--- Begin ENTRIES PROVIDED ---

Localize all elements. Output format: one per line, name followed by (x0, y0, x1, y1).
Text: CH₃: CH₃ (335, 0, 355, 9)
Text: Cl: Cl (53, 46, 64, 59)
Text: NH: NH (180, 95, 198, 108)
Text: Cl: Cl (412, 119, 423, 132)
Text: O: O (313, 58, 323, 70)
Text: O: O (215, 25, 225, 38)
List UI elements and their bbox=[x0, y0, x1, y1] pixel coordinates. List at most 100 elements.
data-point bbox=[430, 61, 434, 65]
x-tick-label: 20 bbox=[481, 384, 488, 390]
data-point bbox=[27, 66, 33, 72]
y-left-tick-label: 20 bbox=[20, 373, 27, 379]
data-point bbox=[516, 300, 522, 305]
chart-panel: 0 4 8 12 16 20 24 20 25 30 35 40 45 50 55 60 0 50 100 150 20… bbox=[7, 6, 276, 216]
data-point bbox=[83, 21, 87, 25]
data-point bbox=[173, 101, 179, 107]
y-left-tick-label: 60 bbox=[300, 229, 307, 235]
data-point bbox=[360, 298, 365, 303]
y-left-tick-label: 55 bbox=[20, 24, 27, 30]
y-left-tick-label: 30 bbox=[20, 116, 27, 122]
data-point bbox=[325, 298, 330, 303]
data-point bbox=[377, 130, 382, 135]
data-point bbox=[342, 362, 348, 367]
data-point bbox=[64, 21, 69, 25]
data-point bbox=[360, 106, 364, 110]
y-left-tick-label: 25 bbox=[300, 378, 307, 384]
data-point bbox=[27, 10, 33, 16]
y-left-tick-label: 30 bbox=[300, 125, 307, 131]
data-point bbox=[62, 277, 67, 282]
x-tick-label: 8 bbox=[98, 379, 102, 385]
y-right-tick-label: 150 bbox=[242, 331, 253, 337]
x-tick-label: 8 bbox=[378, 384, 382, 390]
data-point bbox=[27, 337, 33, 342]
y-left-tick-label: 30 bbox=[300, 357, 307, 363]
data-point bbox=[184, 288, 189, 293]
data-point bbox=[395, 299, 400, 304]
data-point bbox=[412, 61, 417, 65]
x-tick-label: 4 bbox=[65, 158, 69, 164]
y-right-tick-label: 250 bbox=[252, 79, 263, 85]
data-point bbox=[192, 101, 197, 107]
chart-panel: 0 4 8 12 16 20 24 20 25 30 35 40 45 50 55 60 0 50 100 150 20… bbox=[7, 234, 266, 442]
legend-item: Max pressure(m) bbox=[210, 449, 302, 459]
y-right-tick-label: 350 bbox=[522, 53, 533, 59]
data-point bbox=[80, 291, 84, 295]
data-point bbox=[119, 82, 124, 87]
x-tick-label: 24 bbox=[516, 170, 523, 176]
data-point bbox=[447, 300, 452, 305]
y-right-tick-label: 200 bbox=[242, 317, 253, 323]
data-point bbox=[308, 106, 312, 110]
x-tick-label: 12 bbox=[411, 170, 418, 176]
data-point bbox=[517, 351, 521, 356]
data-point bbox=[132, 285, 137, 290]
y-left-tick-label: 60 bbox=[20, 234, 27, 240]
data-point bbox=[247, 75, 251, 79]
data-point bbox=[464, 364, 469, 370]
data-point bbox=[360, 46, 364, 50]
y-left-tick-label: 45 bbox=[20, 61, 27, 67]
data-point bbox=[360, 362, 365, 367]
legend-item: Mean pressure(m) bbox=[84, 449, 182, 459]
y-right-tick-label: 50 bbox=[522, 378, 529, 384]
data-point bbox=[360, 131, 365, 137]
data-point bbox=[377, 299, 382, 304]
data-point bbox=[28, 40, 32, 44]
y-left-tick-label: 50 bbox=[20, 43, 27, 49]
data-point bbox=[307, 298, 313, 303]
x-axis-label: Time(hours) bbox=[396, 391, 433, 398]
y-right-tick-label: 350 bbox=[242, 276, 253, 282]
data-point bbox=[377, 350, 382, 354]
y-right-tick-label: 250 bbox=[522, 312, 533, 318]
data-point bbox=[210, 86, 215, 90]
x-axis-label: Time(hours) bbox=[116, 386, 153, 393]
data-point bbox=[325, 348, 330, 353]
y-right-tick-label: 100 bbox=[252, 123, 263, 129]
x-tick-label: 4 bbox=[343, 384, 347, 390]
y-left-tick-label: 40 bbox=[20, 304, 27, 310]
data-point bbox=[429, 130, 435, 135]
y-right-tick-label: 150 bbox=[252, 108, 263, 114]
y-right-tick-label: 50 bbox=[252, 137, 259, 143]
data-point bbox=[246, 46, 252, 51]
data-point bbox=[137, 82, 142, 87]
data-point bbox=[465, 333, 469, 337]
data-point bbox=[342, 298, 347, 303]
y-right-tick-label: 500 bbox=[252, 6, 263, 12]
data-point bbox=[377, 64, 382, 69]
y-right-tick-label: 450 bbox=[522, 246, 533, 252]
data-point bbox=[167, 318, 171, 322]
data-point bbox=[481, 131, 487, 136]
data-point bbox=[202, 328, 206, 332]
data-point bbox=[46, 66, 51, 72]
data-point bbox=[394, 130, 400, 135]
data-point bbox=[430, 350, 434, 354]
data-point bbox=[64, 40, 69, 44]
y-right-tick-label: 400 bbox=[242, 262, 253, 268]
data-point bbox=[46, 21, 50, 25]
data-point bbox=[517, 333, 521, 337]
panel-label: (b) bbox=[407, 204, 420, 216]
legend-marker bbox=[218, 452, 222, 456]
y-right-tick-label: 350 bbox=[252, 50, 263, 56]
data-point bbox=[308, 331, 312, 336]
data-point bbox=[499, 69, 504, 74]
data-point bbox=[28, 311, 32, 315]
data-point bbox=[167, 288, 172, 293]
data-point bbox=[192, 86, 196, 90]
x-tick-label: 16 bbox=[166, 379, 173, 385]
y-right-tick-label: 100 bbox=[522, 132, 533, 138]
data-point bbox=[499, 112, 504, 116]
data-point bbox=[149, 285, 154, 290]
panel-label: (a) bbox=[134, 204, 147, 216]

--- End ENTRIES PROVIDED ---

▸ TASK STATEMENT
Print all of the entries above again, line for line and without any change.

▸ SOLUTION
Localize all elements. Output format: one per line, name followed by (x0, y0, x1, y1).
Text: CH₃: CH₃ (335, 0, 355, 9)
Text: Cl: Cl (53, 46, 64, 59)
Text: NH: NH (180, 95, 198, 108)
Text: Cl: Cl (412, 119, 423, 132)
Text: O: O (313, 58, 323, 70)
Text: O: O (215, 25, 225, 38)
List UI elements and their bbox=[x0, y0, x1, y1] pixel coordinates. List at most 100 elements.
data-point bbox=[430, 61, 434, 65]
x-tick-label: 20 bbox=[481, 384, 488, 390]
data-point bbox=[27, 66, 33, 72]
y-left-tick-label: 20 bbox=[20, 373, 27, 379]
data-point bbox=[516, 300, 522, 305]
chart-panel: 0 4 8 12 16 20 24 20 25 30 35 40 45 50 55 60 0 50 100 150 20… bbox=[7, 6, 276, 216]
data-point bbox=[83, 21, 87, 25]
data-point bbox=[173, 101, 179, 107]
y-left-tick-label: 60 bbox=[300, 229, 307, 235]
data-point bbox=[360, 298, 365, 303]
y-left-tick-label: 55 bbox=[20, 24, 27, 30]
y-left-tick-label: 30 bbox=[20, 116, 27, 122]
data-point bbox=[325, 298, 330, 303]
data-point bbox=[377, 130, 382, 135]
data-point bbox=[342, 362, 348, 367]
data-point bbox=[64, 21, 69, 25]
data-point bbox=[360, 106, 364, 110]
y-left-tick-label: 25 bbox=[300, 378, 307, 384]
data-point bbox=[27, 10, 33, 16]
y-left-tick-label: 30 bbox=[300, 125, 307, 131]
data-point bbox=[62, 277, 67, 282]
x-tick-label: 8 bbox=[98, 379, 102, 385]
y-right-tick-label: 150 bbox=[242, 331, 253, 337]
x-tick-label: 8 bbox=[378, 384, 382, 390]
data-point bbox=[27, 337, 33, 342]
y-left-tick-label: 30 bbox=[300, 357, 307, 363]
data-point bbox=[184, 288, 189, 293]
data-point bbox=[395, 299, 400, 304]
data-point bbox=[412, 61, 417, 65]
x-tick-label: 4 bbox=[65, 158, 69, 164]
y-right-tick-label: 250 bbox=[252, 79, 263, 85]
data-point bbox=[192, 101, 197, 107]
chart-panel: 0 4 8 12 16 20 24 20 25 30 35 40 45 50 55 60 0 50 100 150 20… bbox=[7, 234, 266, 442]
legend-item: Max pressure(m) bbox=[210, 449, 302, 459]
y-right-tick-label: 350 bbox=[522, 53, 533, 59]
data-point bbox=[80, 291, 84, 295]
data-point bbox=[119, 82, 124, 87]
x-tick-label: 24 bbox=[516, 170, 523, 176]
data-point bbox=[447, 300, 452, 305]
y-right-tick-label: 200 bbox=[242, 317, 253, 323]
data-point bbox=[308, 106, 312, 110]
x-tick-label: 12 bbox=[411, 170, 418, 176]
data-point bbox=[517, 351, 521, 356]
data-point bbox=[132, 285, 137, 290]
y-left-tick-label: 60 bbox=[20, 234, 27, 240]
data-point bbox=[247, 75, 251, 79]
data-point bbox=[464, 364, 469, 370]
data-point bbox=[360, 46, 364, 50]
y-left-tick-label: 45 bbox=[20, 61, 27, 67]
data-point bbox=[360, 362, 365, 367]
legend-item: Mean pressure(m) bbox=[84, 449, 182, 459]
y-right-tick-label: 50 bbox=[522, 378, 529, 384]
data-point bbox=[360, 131, 365, 137]
data-point bbox=[377, 299, 382, 304]
data-point bbox=[28, 40, 32, 44]
y-left-tick-label: 50 bbox=[20, 43, 27, 49]
data-point bbox=[307, 298, 313, 303]
x-axis-label: Time(hours) bbox=[396, 391, 433, 398]
y-right-tick-label: 350 bbox=[242, 276, 253, 282]
data-point bbox=[377, 350, 382, 354]
y-right-tick-label: 250 bbox=[522, 312, 533, 318]
data-point bbox=[210, 86, 215, 90]
x-axis-label: Time(hours) bbox=[116, 386, 153, 393]
data-point bbox=[325, 348, 330, 353]
y-right-tick-label: 100 bbox=[252, 123, 263, 129]
x-tick-label: 4 bbox=[343, 384, 347, 390]
y-left-tick-label: 40 bbox=[20, 304, 27, 310]
data-point bbox=[429, 130, 435, 135]
y-right-tick-label: 150 bbox=[252, 108, 263, 114]
y-right-tick-label: 50 bbox=[252, 137, 259, 143]
data-point bbox=[246, 46, 252, 51]
data-point bbox=[137, 82, 142, 87]
data-point bbox=[465, 333, 469, 337]
data-point bbox=[342, 298, 347, 303]
y-right-tick-label: 500 bbox=[252, 6, 263, 12]
data-point bbox=[377, 64, 382, 69]
y-right-tick-label: 450 bbox=[522, 246, 533, 252]
data-point bbox=[167, 318, 171, 322]
data-point bbox=[481, 131, 487, 136]
data-point bbox=[202, 328, 206, 332]
data-point bbox=[46, 66, 51, 72]
data-point bbox=[394, 130, 400, 135]
data-point bbox=[430, 350, 434, 354]
data-point bbox=[64, 40, 69, 44]
y-right-tick-label: 400 bbox=[242, 262, 253, 268]
data-point bbox=[46, 21, 50, 25]
data-point bbox=[517, 333, 521, 337]
panel-label: (b) bbox=[407, 204, 420, 216]
legend-marker bbox=[218, 452, 222, 456]
y-right-tick-label: 350 bbox=[252, 50, 263, 56]
data-point bbox=[308, 331, 312, 336]
data-point bbox=[499, 69, 504, 74]
data-point bbox=[28, 311, 32, 315]
data-point bbox=[167, 288, 172, 293]
data-point bbox=[192, 86, 196, 90]
x-tick-label: 16 bbox=[166, 379, 173, 385]
y-right-tick-label: 100 bbox=[522, 132, 533, 138]
data-point bbox=[499, 112, 504, 116]
data-point bbox=[149, 285, 154, 290]
panel-label: (a) bbox=[134, 204, 147, 216]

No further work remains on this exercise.